*** SUPPLIED DATA
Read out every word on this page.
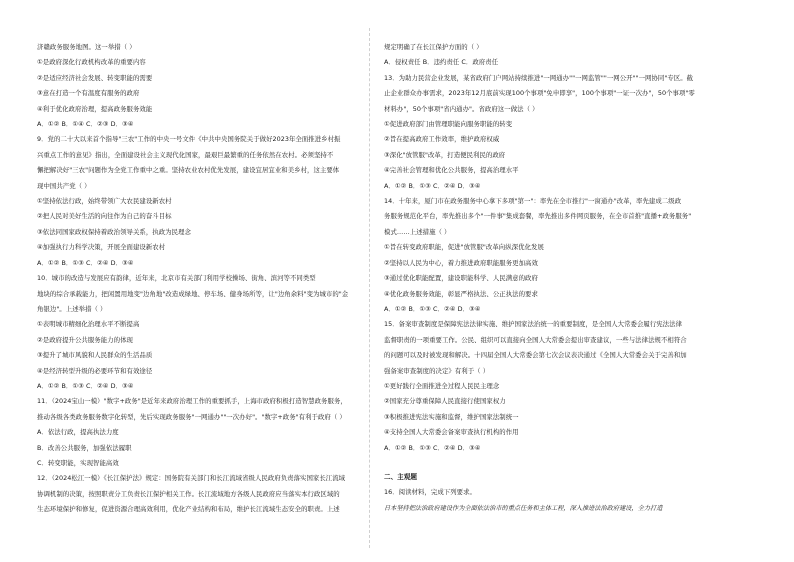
济赣政务服务地图。这一举措（ ）
①是政府深化行政机构改革的重要内容
②是适应经济社会发展、转变职能的需要
③意在打造一个有温度有服务的政府
④利于优化政府治理，提高政务服务效能
A．①② B．①④ C．②③ D．③④
9．党的二十大以来首个指导"三农"工作的中央一号文件《中共中央国务院关于做好2023年全面推进乡村振
兴重点工作的意见》指出，全面建设社会主义现代化国家，最艰巨最繁重的任务依然在农村。必须坚持不
懈把解决好"三农"问题作为全党工作重中之重。坚持农业农村优先发展，建设宜居宜业和美乡村，这主要体
现中国共产党（ ）
①坚持依法行政，始终带领广大农民建设新农村
②把人民对美好生活的向往作为自己的奋斗目标
③依法同国家政权保持着政治领导关系，执政为民理念
④加强执行力科学决策，开展全面建设新农村
A．①② B．①③ C．②④ D．③④
10．城市的改造与发展应有韵律，近年来，北京市有关部门利用学校操场、街角、滨河等不同类型
地块的综合承载能力，把闲置用地变"边角地"改造成绿地、停车场、健身场所等，让"边角余料"变为城市的"金
角银边"。上述举措（ ）
①表明城市精细化治理水平不断提高
②是政府提升公共服务能力的体现
③提升了城市风貌和人民群众的生活品质
④是经济转型升级的必要环节和有效途径
A．①② B．①③ C．②④ D．③④
11．（2024宝山一模）"数字+政务"是近年来政府治理工作的重要抓手，上海市政府积极打造智慧政务服务，
推动各级各类政务服务数字化转型，先后实现政务服务"一网通办""一次办好"。"数字+政务"有利于政府（ ）
A．依法行政，提高执法力度
B．改善公共服务，加强依法履职
C．转变职能，实现智能高效
12．（2024松江一模）《长江保护法》规定：国务院有关部门和长江流域省级人民政府负责落实国家长江流域
协调机制的决策，按照职责分工负责长江保护相关工作。长江流域地方各级人民政府应当落实本行政区域的
生态环境保护和修复，促进资源合理高效利用，优化产业结构和布局，维护长江流域生态安全的职责。上述
规定明确了在长江保护方面的（ ）
A．侵权责任 B．违约责任 C．政府责任
13．为助力民营企业发展，某省政府门户网站持续推进"一网通办""一网监管""一网公开""一网协同"专区。截
止企业群众办事需求，2023年12月底前实现100个事项"免申即享"，100个事项"一证一次办"，50个事项"零
材料办"，50个事项"省内通办"。省政府这一做法（ ）
①促进政府部门由管理职能向服务职能的转变
②旨在提高政府工作效率，维护政府权威
③深化"放管服"改革，打造便民利民的政府
④完善社会管理和优化公共服务，提高治理水平
A．①② B．①③ C．②④ D．③④
14．十年来，厦门市在政务服务中心拿下多项"第一"：率先在全市推行"一窗通办"改革，率先建成二级政
务服务规范化平台，率先推出多个"一件事"集成套餐，率先推出多件网页服务，在全市首推"直播+政务服务"
模式……上述措施（ ）
①旨在转变政府职能，促进"放管服"改革向纵深优化发展
②坚持以人民为中心，着力推进政府职能服务更加高效
③通过优化职能配置，建设职能科学、人民满意的政府
④优化政务服务效能，彰显严格执法、公正执法的要求
A．①② B．①③ C．②④ D．③④
15．备案审查制度是保障宪法法律实施、维护国家法治统一的重要制度，是全国人大常委会履行宪法法律
监督职责的一项重要工作。公民、组织可以直接向全国人大常委会提出审查建议，一些与法律法规不相符合
的问题可以及时被发现和解决。十四届全国人大常委会第七次会议表决通过《全国人大常委会关于完善和加
强备案审查制度的决定》有利于（ ）
①更好践行全面推进全过程人民民主理念
②国家充分尊重保障人民直接行使国家权力
③积极推进宪法实施和监督，维护国家法制统一
④支持全国人大常委会备案审查执行机构的作用
A．①② B．①③ C．②④ D．③④
二、主观题
16．阅读材料，完成下列要求。
日本坚持把法治政府建设作为全面依法治市的重点任务和主体工程，深入推进法治政府建设，全力打造
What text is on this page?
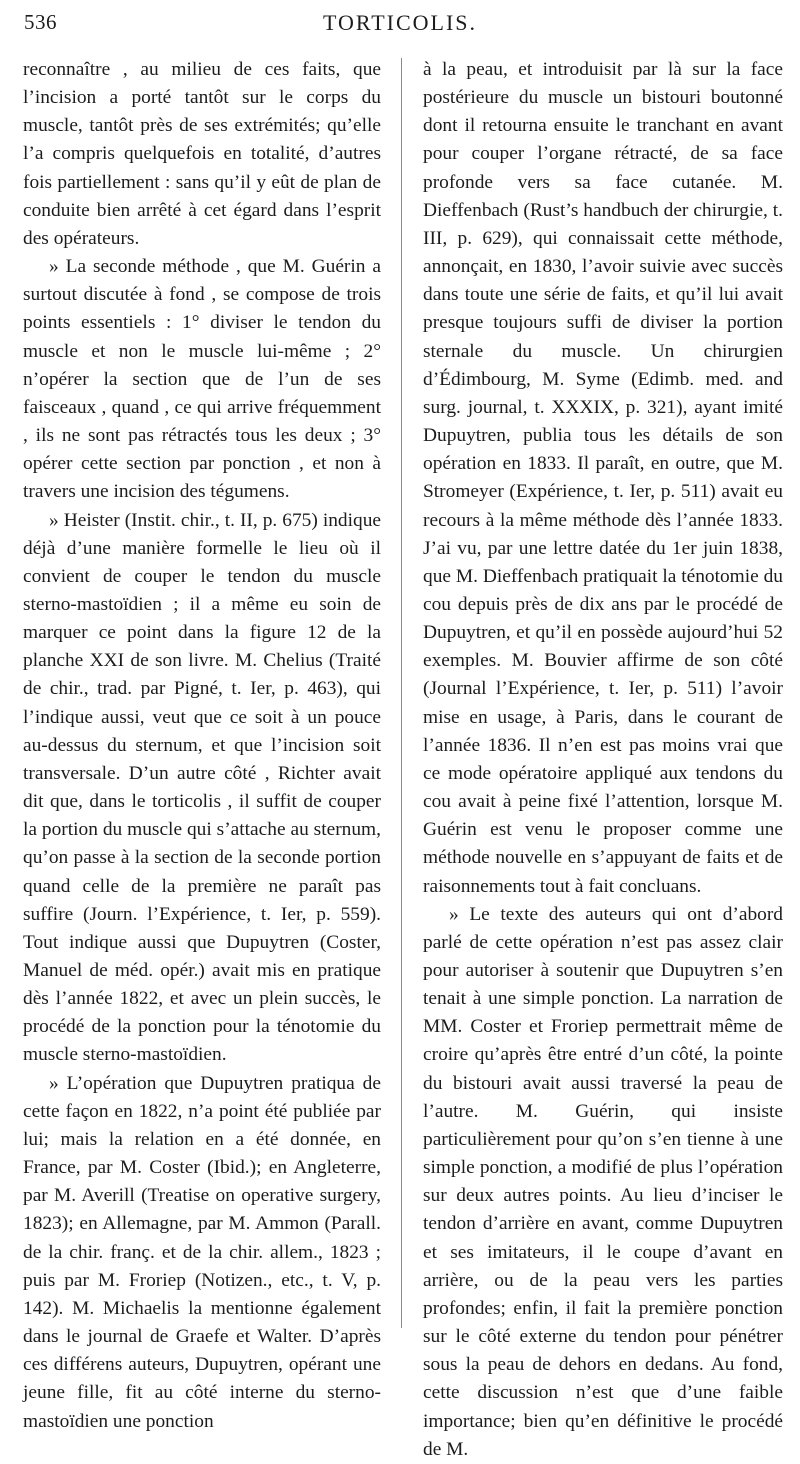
536	TORTICOLIS.

reconnaître , au milieu de ces faits, que l’incision a porté tantôt sur le corps du muscle, tantôt près de ses extrémités; qu’elle l’a compris quelquefois en totalité, d’autres fois partiellement : sans qu’il y eût de plan de conduite bien arrêté à cet égard dans l’esprit des opérateurs.

» La seconde méthode , que M. Guérin a surtout discutée à fond , se compose de trois points essentiels : 1° diviser le tendon du muscle et non le muscle lui-même ; 2° n’opérer la section que de l’un de ses faisceaux , quand , ce qui arrive fréquemment , ils ne sont pas rétractés tous les deux ; 3° opérer cette section par ponction , et non à travers une incision des tégumens.

» Heister (Instit. chir., t. II, p. 675) indique déjà d’une manière formelle le lieu où il convient de couper le tendon du muscle sterno-mastoïdien ; il a même eu soin de marquer ce point dans la figure 12 de la planche XXI de son livre. M. Chelius (Traité de chir., trad. par Pigné, t. Ier, p. 463), qui l’indique aussi, veut que ce soit à un pouce au-dessus du sternum, et que l’incision soit transversale. D’un autre côté , Richter avait dit que, dans le torticolis , il suffit de couper la portion du muscle qui s’attache au sternum, qu’on passe à la section de la seconde portion quand celle de la première ne paraît pas suffire (Journ. l’Expérience, t. Ier, p. 559). Tout indique aussi que Dupuytren (Coster, Manuel de méd. opér.) avait mis en pratique dès l’année 1822, et avec un plein succès, le procédé de la ponction pour la ténotomie du muscle sterno-mastoïdien.

» L’opération que Dupuytren pratiqua de cette façon en 1822, n’a point été publiée par lui; mais la relation en a été donnée, en France, par M. Coster (Ibid.); en Angleterre, par M. Averill (Treatise on operative surgery, 1823); en Allemagne, par M. Ammon (Parall. de la chir. franç. et de la chir. allem., 1823 ; puis par M. Froriep (Notizen., etc., t. V, p. 142). M. Michaelis la mentionne également dans le journal de Graefe et Walter. D’après ces différens auteurs, Dupuytren, opérant une jeune fille, fit au côté interne du sterno-mastoïdien une ponction

à la peau, et introduisit par là sur la face postérieure du muscle un bistouri boutonné dont il retourna ensuite le tranchant en avant pour couper l’organe rétracté, de sa face profonde vers sa face cutanée. M. Dieffenbach (Rust’s handbuch der chirurgie, t. III, p. 629), qui connaissait cette méthode, annonçait, en 1830, l’avoir suivie avec succès dans toute une série de faits, et qu’il lui avait presque toujours suffi de diviser la portion sternale du muscle. Un chirurgien d’Édimbourg, M. Syme (Edimb. med. and surg. journal, t. XXXIX, p. 321), ayant imité Dupuytren, publia tous les détails de son opération en 1833. Il paraît, en outre, que M. Stromeyer (Expérience, t. Ier, p. 511) avait eu recours à la même méthode dès l’année 1833. J’ai vu, par une lettre datée du 1er juin 1838, que M. Dieffenbach pratiquait la ténotomie du cou depuis près de dix ans par le procédé de Dupuytren, et qu’il en possède aujourd’hui 52 exemples. M. Bouvier affirme de son côté (Journal l’Expérience, t. Ier, p. 511) l’avoir mise en usage, à Paris, dans le courant de l’année 1836. Il n’en est pas moins vrai que ce mode opératoire appliqué aux tendons du cou avait à peine fixé l’attention, lorsque M. Guérin est venu le proposer comme une méthode nouvelle en s’appuyant de faits et de raisonnements tout à fait concluans.

» Le texte des auteurs qui ont d’abord parlé de cette opération n’est pas assez clair pour autoriser à soutenir que Dupuytren s’en tenait à une simple ponction. La narration de MM. Coster et Froriep permettrait même de croire qu’après être entré d’un côté, la pointe du bistouri avait aussi traversé la peau de l’autre. M. Guérin, qui insiste particulièrement pour qu’on s’en tienne à une simple ponction, a modifié de plus l’opération sur deux autres points. Au lieu d’inciser le tendon d’arrière en avant, comme Dupuytren et ses imitateurs, il le coupe d’avant en arrière, ou de la peau vers les parties profondes; enfin, il fait la première ponction sur le côté externe du tendon pour pénétrer sous la peau de dehors en dedans. Au fond, cette discussion n’est que d’une faible importance; bien qu’en définitive le procédé de M.
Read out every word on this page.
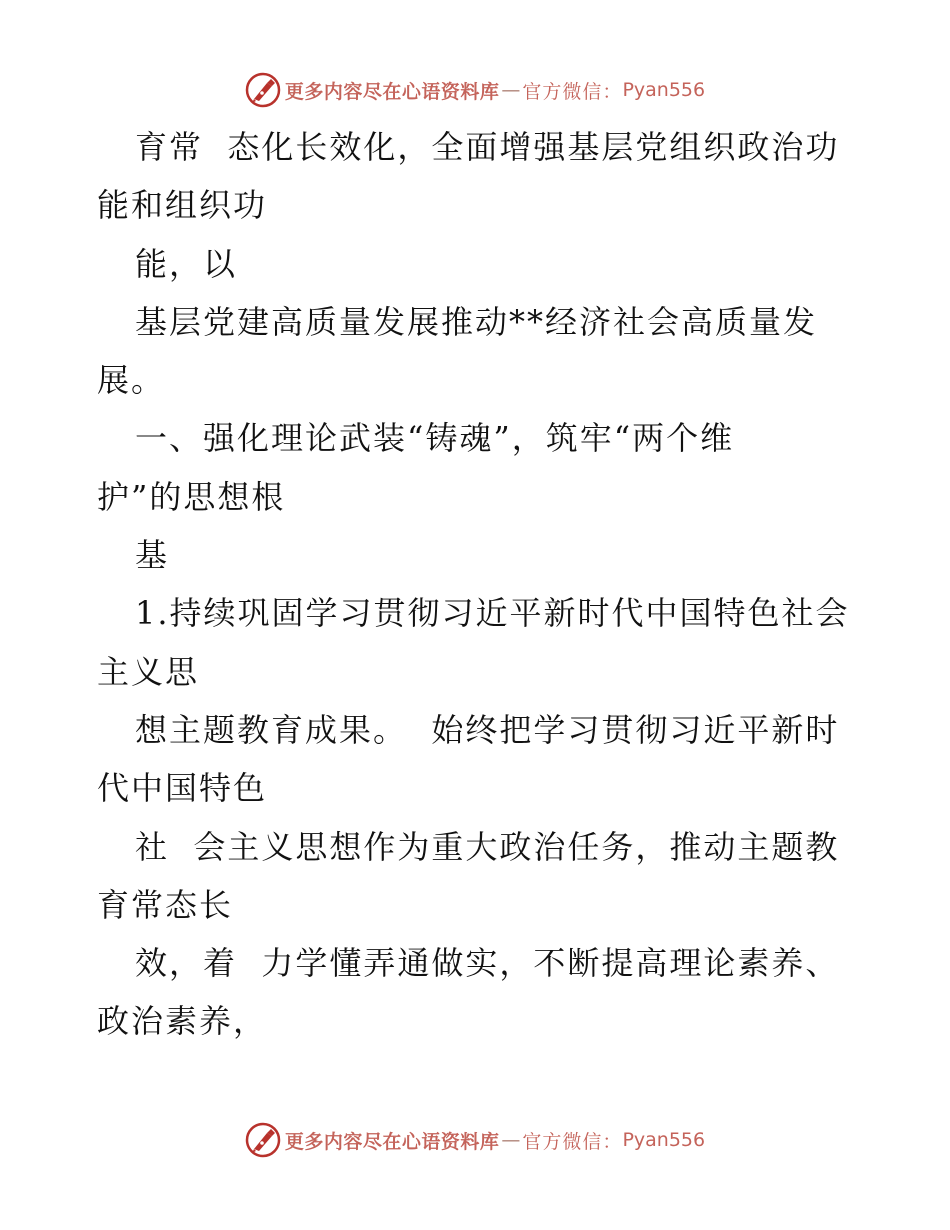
更多内容尽在心语资料库 — 官方微信： Pyan556
育常  态化长效化，全面增强基层党组织政治功
能和组织功
能，以
基层党建高质量发展推动**经济社会高质量发
展。
一、强化理论武装“铸魂”，筑牢“两个维
护”的思想根
基
1.持续巩固学习贯彻习近平新时代中国特色社会
主义思
想主题教育成果。  始终把学习贯彻习近平新时
代中国特色
社  会主义思想作为重大政治任务，推动主题教
育常态长
效，着  力学懂弄通做实，不断提高理论素养、
政治素养，
更多内容尽在心语资料库 — 官方微信： Pyan556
******
- _THE PROBLEM_
Go through the records and show every line with the string "quand" in it.

- _FULL RESPONSE_
» La seconde méthode , que M. Guérin a surtout discutée à fond , se compose de trois points essentiels : 1° diviser le tendon du muscle et non le muscle lui-même ; 2° n’opérer la section que de l’un de ses faisceaux , quand , ce qui arrive fréquemment , ils ne sont pas rétractés tous les deux ; 3° opérer cette section par ponction , et non à travers une incision des tégumens.
» Heister (Instit. chir., t. II, p. 675) indique déjà d’une manière formelle le lieu où il convient de couper le tendon du muscle sterno-mastoïdien ; il a même eu soin de marquer ce point dans la figure 12 de la planche XXI de son livre. M. Chelius (Traité de chir., trad. par Pigné, t. Ier, p. 463), qui l’indique aussi, veut que ce soit à un pouce au-dessus du sternum, et que l’incision soit transversale. D’un autre côté , Richter avait dit que, dans le torticolis , il suffit de couper la portion du muscle qui s’attache au sternum, qu’on passe à la section de la seconde portion quand celle de la première ne paraît pas suffire (Journ. l’Expérience, t. Ier, p. 559). Tout indique aussi que Dupuytren (Coster, Manuel de méd. opér.) avait mis en pratique dès l’année 1822, et avec un plein succès, le procédé de la ponction pour la ténotomie du muscle sterno-mastoïdien.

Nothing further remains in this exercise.